▸ **Data provided**:
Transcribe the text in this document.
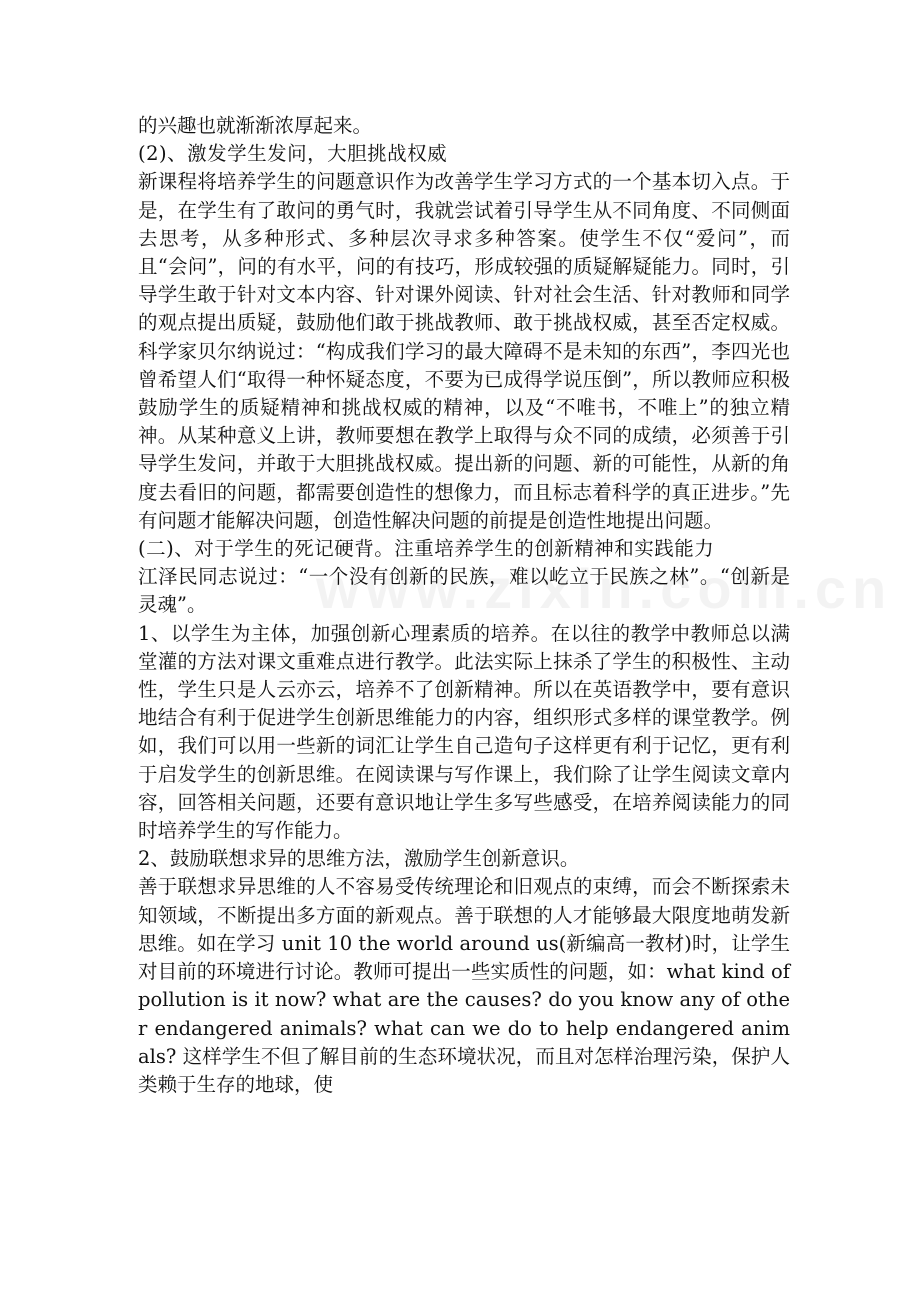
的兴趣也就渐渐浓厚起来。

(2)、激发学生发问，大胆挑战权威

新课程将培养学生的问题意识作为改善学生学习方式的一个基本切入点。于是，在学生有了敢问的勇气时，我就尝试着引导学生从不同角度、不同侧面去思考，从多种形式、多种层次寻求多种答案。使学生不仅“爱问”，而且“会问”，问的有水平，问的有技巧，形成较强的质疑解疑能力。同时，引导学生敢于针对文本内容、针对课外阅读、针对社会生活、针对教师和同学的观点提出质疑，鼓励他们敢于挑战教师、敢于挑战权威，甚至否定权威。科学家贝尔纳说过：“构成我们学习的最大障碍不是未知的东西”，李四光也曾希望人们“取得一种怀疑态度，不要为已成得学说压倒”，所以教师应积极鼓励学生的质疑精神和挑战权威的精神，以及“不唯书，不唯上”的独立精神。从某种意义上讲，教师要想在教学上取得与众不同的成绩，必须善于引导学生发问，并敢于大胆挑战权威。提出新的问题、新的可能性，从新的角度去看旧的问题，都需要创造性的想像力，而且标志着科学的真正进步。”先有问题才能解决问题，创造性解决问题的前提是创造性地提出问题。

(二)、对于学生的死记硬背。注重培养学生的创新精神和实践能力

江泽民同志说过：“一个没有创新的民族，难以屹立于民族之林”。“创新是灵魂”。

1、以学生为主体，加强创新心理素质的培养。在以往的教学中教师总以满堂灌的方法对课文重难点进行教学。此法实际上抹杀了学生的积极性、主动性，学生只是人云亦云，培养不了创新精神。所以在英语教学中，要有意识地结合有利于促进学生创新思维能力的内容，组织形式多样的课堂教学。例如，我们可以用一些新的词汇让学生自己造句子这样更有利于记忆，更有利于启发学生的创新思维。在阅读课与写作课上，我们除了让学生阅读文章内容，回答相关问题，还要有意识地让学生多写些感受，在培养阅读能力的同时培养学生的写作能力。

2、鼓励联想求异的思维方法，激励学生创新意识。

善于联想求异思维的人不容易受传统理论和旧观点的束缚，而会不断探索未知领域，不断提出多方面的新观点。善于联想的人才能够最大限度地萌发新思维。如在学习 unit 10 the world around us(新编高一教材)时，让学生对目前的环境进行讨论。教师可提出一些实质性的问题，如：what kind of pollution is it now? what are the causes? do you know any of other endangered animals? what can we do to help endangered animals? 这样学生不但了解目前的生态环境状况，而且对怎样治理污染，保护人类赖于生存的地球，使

▸ **Instructions for the task**:
Your task is to retype all the entries exactly and leave out any pictures.

▸ **Reply**:
Transcribe the text in this document.
的兴趣也就渐渐浓厚起来。

(2)、激发学生发问，大胆挑战权威

新课程将培养学生的问题意识作为改善学生学习方式的一个基本切入点。于是，在学生有了敢问的勇气时，我就尝试着引导学生从不同角度、不同侧面去思考，从多种形式、多种层次寻求多种答案。使学生不仅“爱问”，而且“会问”，问的有水平，问的有技巧，形成较强的质疑解疑能力。同时，引导学生敢于针对文本内容、针对课外阅读、针对社会生活、针对教师和同学的观点提出质疑，鼓励他们敢于挑战教师、敢于挑战权威，甚至否定权威。科学家贝尔纳说过：“构成我们学习的最大障碍不是未知的东西”，李四光也曾希望人们“取得一种怀疑态度，不要为已成得学说压倒”，所以教师应积极鼓励学生的质疑精神和挑战权威的精神，以及“不唯书，不唯上”的独立精神。从某种意义上讲，教师要想在教学上取得与众不同的成绩，必须善于引导学生发问，并敢于大胆挑战权威。提出新的问题、新的可能性，从新的角度去看旧的问题，都需要创造性的想像力，而且标志着科学的真正进步。”先有问题才能解决问题，创造性解决问题的前提是创造性地提出问题。

(二)、对于学生的死记硬背。注重培养学生的创新精神和实践能力

江泽民同志说过：“一个没有创新的民族，难以屹立于民族之林”。“创新是灵魂”。

1、以学生为主体，加强创新心理素质的培养。在以往的教学中教师总以满堂灌的方法对课文重难点进行教学。此法实际上抹杀了学生的积极性、主动性，学生只是人云亦云，培养不了创新精神。所以在英语教学中，要有意识地结合有利于促进学生创新思维能力的内容，组织形式多样的课堂教学。例如，我们可以用一些新的词汇让学生自己造句子这样更有利于记忆，更有利于启发学生的创新思维。在阅读课与写作课上，我们除了让学生阅读文章内容，回答相关问题，还要有意识地让学生多写些感受，在培养阅读能力的同时培养学生的写作能力。

2、鼓励联想求异的思维方法，激励学生创新意识。

善于联想求异思维的人不容易受传统理论和旧观点的束缚，而会不断探索未知领域，不断提出多方面的新观点。善于联想的人才能够最大限度地萌发新思维。如在学习 unit 10 the world around us(新编高一教材)时，让学生对目前的环境进行讨论。教师可提出一些实质性的问题，如：what kind of pollution is it now? what are the causes? do you know any of other endangered animals? what can we do to help endangered animals? 这样学生不但了解目前的生态环境状况，而且对怎样治理污染，保护人类赖于生存的地球，使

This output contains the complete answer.